(Written task): Without including the pictures, copy out every line below.

(Rows from a figure dataset):
···
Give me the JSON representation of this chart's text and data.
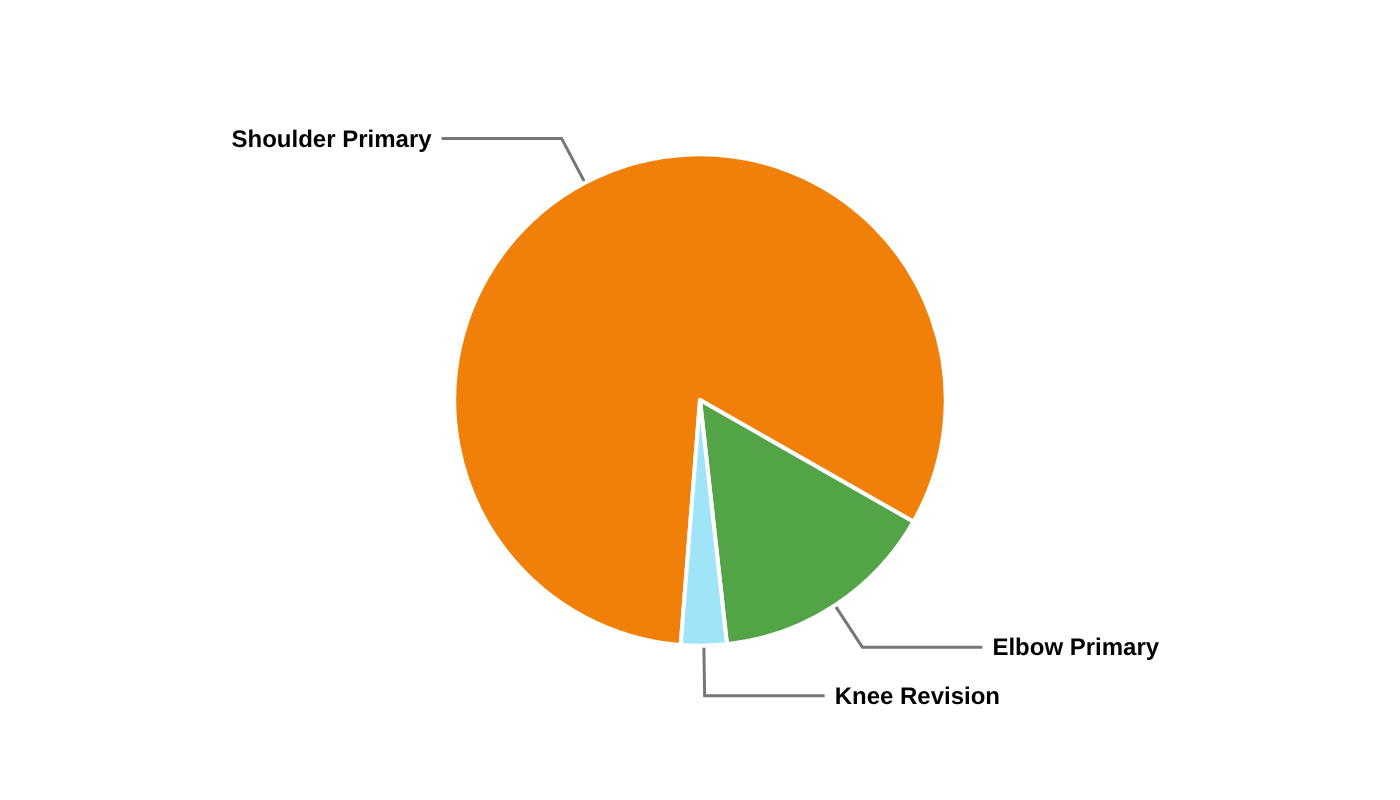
{
  "chart_data": {
    "type": "pie",
    "categories": [
      "Shoulder Primary",
      "Elbow Primary",
      "Knee Revision"
    ],
    "values": [
      82,
      15,
      3
    ],
    "colors": [
      "#f0800a",
      "#52a447",
      "#a0e4f8"
    ],
    "legend": false
  }
}
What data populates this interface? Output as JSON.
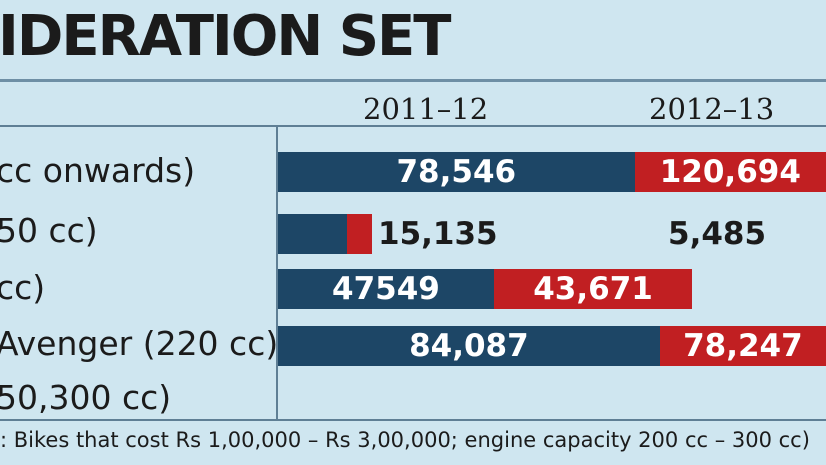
···
(Answer to the exercise):
Give me the JSON representation of this chart's text and data.
{
  "chart_data": {
    "type": "pie",
    "categories": [
      "Shoulder Primary",
      "Elbow Primary",
      "Knee Revision"
    ],
    "values": [
      82,
      15,
      3
    ],
    "colors": [
      "#f0800a",
      "#52a447",
      "#a0e4f8"
    ],
    "legend": false
  }
}
What data populates this interface? Output as JSON.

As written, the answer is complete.